Repeat each entry exactly and drop the pictures.

_Entries from a dataset:_
** begin **
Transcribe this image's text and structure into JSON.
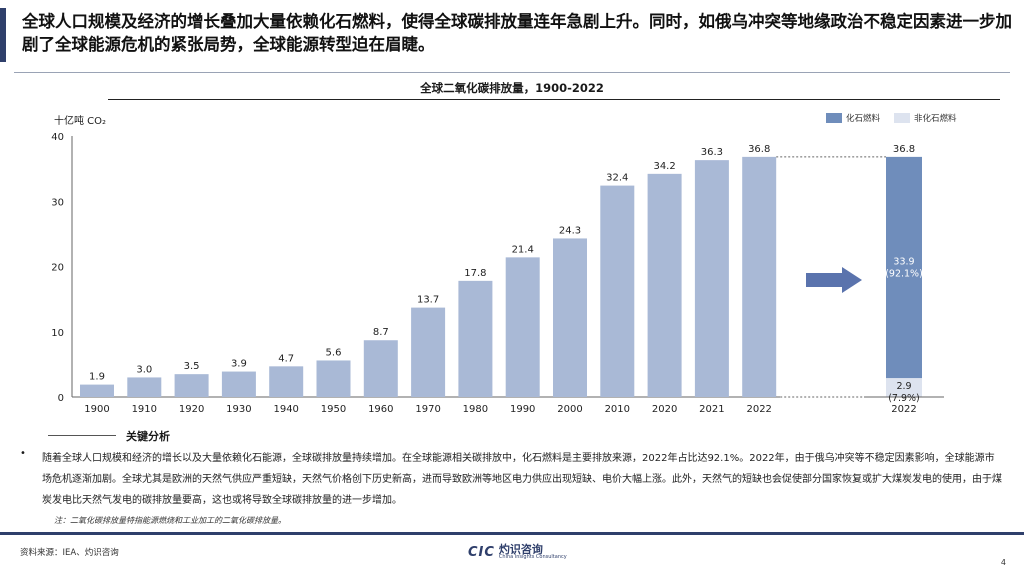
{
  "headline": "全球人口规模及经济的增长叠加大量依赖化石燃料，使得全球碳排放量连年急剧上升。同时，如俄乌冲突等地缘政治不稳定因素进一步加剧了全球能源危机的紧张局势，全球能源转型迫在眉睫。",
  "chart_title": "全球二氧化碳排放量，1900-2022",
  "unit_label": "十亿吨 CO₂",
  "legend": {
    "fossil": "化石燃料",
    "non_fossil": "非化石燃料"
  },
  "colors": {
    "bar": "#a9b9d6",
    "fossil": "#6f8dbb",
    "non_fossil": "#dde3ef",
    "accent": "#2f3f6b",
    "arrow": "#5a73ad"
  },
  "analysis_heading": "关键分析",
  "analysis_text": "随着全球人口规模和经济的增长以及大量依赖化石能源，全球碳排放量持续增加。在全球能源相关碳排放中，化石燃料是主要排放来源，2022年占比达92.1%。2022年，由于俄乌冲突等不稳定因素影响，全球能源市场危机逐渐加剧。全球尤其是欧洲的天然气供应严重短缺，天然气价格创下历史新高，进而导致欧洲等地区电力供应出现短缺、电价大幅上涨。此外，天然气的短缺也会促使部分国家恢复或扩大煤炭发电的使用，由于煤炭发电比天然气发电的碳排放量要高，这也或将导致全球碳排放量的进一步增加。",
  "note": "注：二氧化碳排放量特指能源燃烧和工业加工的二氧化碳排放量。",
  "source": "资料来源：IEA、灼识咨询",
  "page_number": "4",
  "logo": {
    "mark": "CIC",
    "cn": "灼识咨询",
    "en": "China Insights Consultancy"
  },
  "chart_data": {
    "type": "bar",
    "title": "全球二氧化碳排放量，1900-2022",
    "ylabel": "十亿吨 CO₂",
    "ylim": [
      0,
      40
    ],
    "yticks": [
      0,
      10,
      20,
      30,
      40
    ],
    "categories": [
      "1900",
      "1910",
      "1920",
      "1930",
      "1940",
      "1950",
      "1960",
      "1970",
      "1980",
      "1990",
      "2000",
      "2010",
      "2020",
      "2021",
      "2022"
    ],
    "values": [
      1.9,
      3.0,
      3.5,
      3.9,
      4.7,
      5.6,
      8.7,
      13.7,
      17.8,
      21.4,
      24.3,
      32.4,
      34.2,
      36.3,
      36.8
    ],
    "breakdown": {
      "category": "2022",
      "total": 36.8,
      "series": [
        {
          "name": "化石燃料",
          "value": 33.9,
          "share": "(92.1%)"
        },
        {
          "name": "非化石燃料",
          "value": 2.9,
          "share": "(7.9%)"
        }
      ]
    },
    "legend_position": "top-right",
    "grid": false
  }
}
** end **
_Exercise answer:_
Transcribe this image's text and structure into JSON.
{
  "headline": "全球人口规模及经济的增长叠加大量依赖化石燃料，使得全球碳排放量连年急剧上升。同时，如俄乌冲突等地缘政治不稳定因素进一步加剧了全球能源危机的紧张局势，全球能源转型迫在眉睫。",
  "chart_title": "全球二氧化碳排放量，1900-2022",
  "unit_label": "十亿吨 CO₂",
  "legend": {
    "fossil": "化石燃料",
    "non_fossil": "非化石燃料"
  },
  "colors": {
    "bar": "#a9b9d6",
    "fossil": "#6f8dbb",
    "non_fossil": "#dde3ef",
    "accent": "#2f3f6b",
    "arrow": "#5a73ad"
  },
  "analysis_heading": "关键分析",
  "analysis_text": "随着全球人口规模和经济的增长以及大量依赖化石能源，全球碳排放量持续增加。在全球能源相关碳排放中，化石燃料是主要排放来源，2022年占比达92.1%。2022年，由于俄乌冲突等不稳定因素影响，全球能源市场危机逐渐加剧。全球尤其是欧洲的天然气供应严重短缺，天然气价格创下历史新高，进而导致欧洲等地区电力供应出现短缺、电价大幅上涨。此外，天然气的短缺也会促使部分国家恢复或扩大煤炭发电的使用，由于煤炭发电比天然气发电的碳排放量要高，这也或将导致全球碳排放量的进一步增加。",
  "note": "注：二氧化碳排放量特指能源燃烧和工业加工的二氧化碳排放量。",
  "source": "资料来源：IEA、灼识咨询",
  "page_number": "4",
  "logo": {
    "mark": "CIC",
    "cn": "灼识咨询",
    "en": "China Insights Consultancy"
  },
  "chart_data": {
    "type": "bar",
    "title": "全球二氧化碳排放量，1900-2022",
    "ylabel": "十亿吨 CO₂",
    "ylim": [
      0,
      40
    ],
    "yticks": [
      0,
      10,
      20,
      30,
      40
    ],
    "categories": [
      "1900",
      "1910",
      "1920",
      "1930",
      "1940",
      "1950",
      "1960",
      "1970",
      "1980",
      "1990",
      "2000",
      "2010",
      "2020",
      "2021",
      "2022"
    ],
    "values": [
      1.9,
      3.0,
      3.5,
      3.9,
      4.7,
      5.6,
      8.7,
      13.7,
      17.8,
      21.4,
      24.3,
      32.4,
      34.2,
      36.3,
      36.8
    ],
    "breakdown": {
      "category": "2022",
      "total": 36.8,
      "series": [
        {
          "name": "化石燃料",
          "value": 33.9,
          "share": "(92.1%)"
        },
        {
          "name": "非化石燃料",
          "value": 2.9,
          "share": "(7.9%)"
        }
      ]
    },
    "legend_position": "top-right",
    "grid": false
  }
}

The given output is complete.